What you should do ▸ Gather every line of the entries that includes the word "shares".

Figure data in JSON
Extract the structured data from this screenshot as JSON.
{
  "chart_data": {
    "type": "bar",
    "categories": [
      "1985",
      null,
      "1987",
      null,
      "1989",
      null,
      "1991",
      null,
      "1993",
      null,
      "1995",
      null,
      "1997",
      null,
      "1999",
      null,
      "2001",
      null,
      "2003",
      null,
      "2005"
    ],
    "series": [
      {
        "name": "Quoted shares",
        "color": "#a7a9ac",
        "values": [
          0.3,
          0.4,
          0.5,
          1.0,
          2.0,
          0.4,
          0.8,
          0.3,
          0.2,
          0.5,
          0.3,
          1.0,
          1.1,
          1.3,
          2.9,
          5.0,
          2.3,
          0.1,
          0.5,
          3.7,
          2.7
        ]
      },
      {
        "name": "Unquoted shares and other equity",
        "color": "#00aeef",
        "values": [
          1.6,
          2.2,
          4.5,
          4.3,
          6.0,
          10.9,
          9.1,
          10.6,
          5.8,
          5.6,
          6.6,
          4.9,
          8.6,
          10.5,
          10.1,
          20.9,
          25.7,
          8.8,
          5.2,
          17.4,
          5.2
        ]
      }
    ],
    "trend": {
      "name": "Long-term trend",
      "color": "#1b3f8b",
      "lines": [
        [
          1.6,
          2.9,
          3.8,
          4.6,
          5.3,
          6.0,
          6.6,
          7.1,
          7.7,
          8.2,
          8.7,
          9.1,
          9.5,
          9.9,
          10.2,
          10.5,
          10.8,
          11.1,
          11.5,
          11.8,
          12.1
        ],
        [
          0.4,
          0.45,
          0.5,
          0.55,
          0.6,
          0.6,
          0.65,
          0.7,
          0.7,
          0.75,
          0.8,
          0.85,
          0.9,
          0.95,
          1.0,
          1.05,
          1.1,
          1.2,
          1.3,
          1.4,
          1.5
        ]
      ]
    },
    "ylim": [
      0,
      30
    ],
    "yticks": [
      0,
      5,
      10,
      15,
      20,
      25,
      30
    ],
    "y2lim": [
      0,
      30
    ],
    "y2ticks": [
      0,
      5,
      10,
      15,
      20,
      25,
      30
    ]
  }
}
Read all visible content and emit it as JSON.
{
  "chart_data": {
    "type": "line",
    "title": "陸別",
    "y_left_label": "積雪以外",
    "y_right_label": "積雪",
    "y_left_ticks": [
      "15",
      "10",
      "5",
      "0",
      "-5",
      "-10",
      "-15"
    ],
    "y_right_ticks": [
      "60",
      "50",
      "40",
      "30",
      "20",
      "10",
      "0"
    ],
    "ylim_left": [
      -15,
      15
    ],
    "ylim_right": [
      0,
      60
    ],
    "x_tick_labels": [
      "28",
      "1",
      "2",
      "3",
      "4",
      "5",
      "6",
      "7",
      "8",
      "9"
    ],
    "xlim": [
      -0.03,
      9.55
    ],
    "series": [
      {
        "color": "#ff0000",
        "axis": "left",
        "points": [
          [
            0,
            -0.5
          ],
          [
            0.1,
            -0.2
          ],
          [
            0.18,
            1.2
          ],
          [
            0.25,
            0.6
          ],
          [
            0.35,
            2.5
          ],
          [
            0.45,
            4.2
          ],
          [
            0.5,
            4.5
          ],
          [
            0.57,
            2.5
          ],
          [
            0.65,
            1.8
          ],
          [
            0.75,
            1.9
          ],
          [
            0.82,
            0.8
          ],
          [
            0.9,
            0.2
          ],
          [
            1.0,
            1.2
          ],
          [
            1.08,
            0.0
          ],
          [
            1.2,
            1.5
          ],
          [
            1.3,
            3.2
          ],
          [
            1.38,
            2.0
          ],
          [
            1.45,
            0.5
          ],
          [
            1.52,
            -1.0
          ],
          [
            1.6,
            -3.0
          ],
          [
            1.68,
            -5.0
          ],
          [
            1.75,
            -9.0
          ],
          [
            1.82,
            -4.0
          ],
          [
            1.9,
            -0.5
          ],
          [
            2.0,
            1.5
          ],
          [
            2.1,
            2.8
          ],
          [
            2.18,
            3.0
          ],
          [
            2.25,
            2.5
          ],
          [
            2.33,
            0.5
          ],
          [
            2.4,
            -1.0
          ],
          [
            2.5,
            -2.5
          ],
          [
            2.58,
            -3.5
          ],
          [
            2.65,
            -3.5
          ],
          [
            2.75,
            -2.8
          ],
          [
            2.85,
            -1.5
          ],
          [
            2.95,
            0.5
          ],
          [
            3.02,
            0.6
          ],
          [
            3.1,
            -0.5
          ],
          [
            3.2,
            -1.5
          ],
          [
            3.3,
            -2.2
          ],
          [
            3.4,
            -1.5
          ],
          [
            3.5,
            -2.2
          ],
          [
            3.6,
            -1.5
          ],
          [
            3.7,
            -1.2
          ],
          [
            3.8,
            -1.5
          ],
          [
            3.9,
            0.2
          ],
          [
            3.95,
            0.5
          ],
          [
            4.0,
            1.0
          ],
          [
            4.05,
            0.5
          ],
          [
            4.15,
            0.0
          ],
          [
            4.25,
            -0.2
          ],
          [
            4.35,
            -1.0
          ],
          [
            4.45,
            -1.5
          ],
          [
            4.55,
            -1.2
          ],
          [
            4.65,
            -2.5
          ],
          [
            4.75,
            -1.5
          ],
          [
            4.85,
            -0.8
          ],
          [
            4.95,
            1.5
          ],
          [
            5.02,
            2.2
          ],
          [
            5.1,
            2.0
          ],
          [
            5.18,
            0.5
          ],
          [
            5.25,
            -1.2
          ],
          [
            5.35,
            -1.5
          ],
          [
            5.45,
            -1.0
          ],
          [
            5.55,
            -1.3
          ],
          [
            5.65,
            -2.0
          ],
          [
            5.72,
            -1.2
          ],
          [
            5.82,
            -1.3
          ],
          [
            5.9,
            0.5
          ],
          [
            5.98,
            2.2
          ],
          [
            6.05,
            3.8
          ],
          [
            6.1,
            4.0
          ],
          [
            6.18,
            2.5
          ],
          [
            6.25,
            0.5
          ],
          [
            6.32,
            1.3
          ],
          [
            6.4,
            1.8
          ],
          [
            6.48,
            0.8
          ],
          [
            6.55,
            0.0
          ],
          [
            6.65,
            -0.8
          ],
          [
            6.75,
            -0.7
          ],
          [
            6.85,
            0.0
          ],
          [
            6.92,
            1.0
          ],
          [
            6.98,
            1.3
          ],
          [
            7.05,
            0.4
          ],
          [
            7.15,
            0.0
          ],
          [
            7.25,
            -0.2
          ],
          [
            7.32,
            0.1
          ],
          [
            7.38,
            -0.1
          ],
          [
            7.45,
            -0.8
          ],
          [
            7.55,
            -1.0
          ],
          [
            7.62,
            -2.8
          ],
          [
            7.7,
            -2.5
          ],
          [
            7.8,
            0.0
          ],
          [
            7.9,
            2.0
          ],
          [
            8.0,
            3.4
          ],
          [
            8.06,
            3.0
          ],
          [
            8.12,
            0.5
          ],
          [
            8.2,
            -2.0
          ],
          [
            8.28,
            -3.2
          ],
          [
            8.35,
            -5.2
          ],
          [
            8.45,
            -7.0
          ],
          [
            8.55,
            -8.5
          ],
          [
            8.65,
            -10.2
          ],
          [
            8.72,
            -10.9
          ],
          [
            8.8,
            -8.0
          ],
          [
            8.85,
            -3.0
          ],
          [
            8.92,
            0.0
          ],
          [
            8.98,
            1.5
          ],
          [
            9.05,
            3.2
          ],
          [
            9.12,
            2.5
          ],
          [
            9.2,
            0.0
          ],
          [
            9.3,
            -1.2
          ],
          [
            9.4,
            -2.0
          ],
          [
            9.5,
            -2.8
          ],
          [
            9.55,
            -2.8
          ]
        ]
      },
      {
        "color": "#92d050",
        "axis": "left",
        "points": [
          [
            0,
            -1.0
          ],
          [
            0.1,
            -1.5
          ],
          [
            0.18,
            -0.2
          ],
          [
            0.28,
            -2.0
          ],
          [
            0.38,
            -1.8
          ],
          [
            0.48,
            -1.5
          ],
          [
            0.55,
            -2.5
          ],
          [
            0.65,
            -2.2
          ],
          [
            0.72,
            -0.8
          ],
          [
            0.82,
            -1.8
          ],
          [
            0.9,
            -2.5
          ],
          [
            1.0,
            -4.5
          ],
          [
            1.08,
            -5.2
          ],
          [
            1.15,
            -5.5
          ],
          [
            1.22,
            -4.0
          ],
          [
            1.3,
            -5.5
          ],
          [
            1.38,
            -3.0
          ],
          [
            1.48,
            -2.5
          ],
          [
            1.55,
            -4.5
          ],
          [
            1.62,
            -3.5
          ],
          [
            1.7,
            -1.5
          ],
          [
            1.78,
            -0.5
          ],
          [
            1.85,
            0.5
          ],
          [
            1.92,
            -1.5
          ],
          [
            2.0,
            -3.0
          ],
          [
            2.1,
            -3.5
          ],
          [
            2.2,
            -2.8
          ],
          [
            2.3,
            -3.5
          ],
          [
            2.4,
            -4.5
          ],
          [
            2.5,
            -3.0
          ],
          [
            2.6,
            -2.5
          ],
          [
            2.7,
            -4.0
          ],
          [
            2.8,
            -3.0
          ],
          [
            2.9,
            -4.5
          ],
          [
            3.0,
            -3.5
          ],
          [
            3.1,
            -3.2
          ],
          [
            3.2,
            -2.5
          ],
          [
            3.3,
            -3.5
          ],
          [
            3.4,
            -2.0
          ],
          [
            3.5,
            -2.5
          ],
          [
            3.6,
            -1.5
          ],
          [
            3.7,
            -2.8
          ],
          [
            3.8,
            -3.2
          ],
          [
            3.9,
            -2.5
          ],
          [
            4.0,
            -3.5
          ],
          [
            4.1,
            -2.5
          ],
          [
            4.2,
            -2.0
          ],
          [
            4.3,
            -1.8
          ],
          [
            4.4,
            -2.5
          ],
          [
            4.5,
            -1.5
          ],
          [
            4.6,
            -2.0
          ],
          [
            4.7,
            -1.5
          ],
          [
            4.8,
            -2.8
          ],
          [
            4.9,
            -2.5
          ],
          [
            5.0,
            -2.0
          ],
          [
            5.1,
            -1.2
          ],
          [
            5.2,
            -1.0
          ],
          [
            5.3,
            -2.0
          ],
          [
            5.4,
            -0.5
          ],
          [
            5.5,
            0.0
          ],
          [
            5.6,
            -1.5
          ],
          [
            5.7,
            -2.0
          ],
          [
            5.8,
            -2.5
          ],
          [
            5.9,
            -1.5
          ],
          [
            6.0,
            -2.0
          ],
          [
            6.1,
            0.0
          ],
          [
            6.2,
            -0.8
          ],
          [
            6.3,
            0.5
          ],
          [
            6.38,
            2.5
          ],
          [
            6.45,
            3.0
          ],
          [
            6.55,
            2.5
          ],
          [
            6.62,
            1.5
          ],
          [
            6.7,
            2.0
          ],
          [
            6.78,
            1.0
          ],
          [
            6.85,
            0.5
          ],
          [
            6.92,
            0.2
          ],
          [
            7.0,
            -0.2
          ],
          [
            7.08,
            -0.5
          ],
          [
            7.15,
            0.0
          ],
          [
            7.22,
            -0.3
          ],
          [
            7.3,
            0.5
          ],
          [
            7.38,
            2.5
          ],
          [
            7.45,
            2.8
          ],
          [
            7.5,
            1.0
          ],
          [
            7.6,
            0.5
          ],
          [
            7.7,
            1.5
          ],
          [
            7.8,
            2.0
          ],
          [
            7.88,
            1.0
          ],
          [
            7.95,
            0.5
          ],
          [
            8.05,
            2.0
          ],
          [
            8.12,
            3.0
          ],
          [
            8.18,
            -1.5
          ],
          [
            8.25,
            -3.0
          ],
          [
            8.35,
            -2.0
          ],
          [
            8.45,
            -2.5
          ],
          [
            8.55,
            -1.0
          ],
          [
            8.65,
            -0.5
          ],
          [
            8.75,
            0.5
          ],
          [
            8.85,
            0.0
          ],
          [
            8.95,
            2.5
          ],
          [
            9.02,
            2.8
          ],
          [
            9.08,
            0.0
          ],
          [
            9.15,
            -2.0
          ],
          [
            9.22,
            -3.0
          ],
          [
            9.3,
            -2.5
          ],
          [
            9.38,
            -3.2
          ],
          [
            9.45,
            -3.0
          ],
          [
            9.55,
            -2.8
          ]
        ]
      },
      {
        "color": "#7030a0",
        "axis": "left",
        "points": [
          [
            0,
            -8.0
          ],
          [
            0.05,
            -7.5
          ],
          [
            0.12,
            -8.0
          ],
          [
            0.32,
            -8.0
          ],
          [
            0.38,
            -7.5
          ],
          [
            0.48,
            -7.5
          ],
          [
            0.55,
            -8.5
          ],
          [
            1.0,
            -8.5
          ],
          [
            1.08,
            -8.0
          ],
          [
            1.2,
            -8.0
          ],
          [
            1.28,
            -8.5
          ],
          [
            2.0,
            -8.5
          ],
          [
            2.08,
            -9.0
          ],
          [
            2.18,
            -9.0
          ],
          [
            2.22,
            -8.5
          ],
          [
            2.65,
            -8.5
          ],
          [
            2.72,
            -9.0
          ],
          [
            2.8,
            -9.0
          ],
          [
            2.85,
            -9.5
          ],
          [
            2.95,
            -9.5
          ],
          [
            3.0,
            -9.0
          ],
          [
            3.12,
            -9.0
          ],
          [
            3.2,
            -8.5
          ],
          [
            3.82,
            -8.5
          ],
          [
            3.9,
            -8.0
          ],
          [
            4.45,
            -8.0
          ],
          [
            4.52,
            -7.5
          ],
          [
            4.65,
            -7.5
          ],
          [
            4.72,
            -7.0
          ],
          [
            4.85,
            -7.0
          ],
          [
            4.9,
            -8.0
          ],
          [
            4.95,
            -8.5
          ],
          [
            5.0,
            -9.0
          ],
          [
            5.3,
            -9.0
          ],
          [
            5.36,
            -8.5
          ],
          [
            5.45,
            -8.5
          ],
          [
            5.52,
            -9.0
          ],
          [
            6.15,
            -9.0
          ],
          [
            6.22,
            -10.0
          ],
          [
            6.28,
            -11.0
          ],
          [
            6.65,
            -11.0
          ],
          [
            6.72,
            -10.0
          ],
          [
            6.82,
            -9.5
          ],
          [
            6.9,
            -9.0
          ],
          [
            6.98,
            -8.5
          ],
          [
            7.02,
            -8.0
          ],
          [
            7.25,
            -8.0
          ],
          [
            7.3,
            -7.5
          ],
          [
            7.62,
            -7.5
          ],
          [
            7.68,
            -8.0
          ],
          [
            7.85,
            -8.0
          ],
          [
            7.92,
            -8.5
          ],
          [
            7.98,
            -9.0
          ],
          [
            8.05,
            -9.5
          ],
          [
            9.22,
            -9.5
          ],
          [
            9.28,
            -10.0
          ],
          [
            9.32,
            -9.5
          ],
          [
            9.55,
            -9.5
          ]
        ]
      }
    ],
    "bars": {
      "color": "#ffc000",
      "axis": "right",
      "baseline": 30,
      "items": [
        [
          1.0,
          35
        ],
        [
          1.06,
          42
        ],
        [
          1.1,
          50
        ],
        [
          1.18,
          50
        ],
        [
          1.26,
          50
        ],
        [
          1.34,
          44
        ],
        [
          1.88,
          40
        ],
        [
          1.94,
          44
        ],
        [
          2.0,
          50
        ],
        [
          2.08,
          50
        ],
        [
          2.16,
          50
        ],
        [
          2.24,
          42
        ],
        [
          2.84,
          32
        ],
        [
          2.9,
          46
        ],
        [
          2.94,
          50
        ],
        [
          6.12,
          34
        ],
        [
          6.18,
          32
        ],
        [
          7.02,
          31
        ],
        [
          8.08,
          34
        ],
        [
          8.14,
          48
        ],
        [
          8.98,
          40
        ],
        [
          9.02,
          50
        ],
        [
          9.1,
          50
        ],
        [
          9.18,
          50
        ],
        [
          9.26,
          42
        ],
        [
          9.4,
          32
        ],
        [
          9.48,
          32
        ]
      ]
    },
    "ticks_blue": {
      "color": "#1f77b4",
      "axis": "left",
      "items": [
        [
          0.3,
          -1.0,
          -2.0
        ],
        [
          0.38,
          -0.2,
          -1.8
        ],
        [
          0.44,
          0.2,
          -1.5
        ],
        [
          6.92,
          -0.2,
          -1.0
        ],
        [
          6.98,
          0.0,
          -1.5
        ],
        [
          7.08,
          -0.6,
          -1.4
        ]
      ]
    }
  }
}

The completed task ▸
        "name": "Quoted shares",
        "name": "Unquoted shares and other equity",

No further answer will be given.